_Prompt_
Reproduce every line of the listing as written, apart from the pictures.
────
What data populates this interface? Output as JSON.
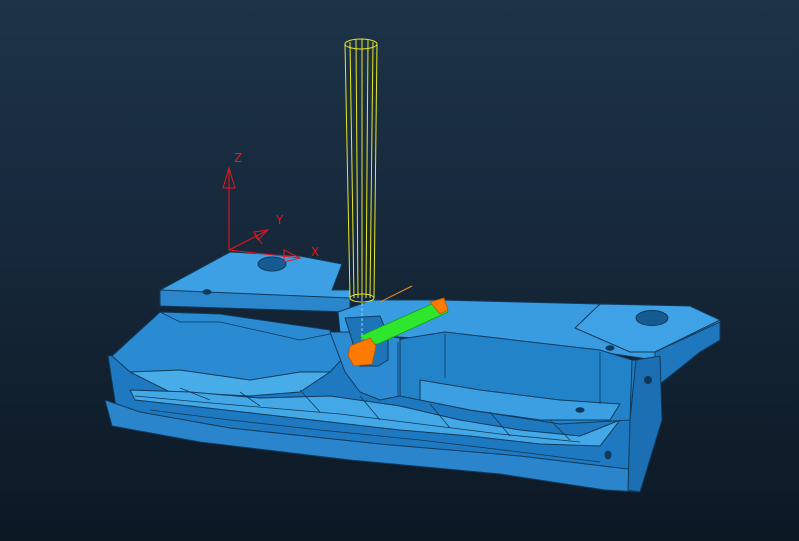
{
  "viewport": {
    "background_top": "#1e3348",
    "background_bottom": "#0c1824"
  },
  "triad": {
    "x_label": "X",
    "y_label": "Y",
    "z_label": "Z",
    "color": "#e8141c"
  },
  "part": {
    "name": "part-model",
    "color": "#2f8fd6",
    "edge_color": "#0d3a5c"
  },
  "tool": {
    "name": "end-mill-tool",
    "color": "#e6e628"
  },
  "toolpath": {
    "cut_color": "#2ee62e",
    "lead_color": "#ff7a00"
  }
}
────
_Task response_
What data populates this interface? Output as JSON.
{
  "viewport": {
    "background_top": "#1e3348",
    "background_bottom": "#0c1824"
  },
  "triad": {
    "x_label": "X",
    "y_label": "Y",
    "z_label": "Z",
    "color": "#e8141c"
  },
  "part": {
    "name": "part-model",
    "color": "#2f8fd6",
    "edge_color": "#0d3a5c"
  },
  "tool": {
    "name": "end-mill-tool",
    "color": "#e6e628"
  },
  "toolpath": {
    "cut_color": "#2ee62e",
    "lead_color": "#ff7a00"
  }
}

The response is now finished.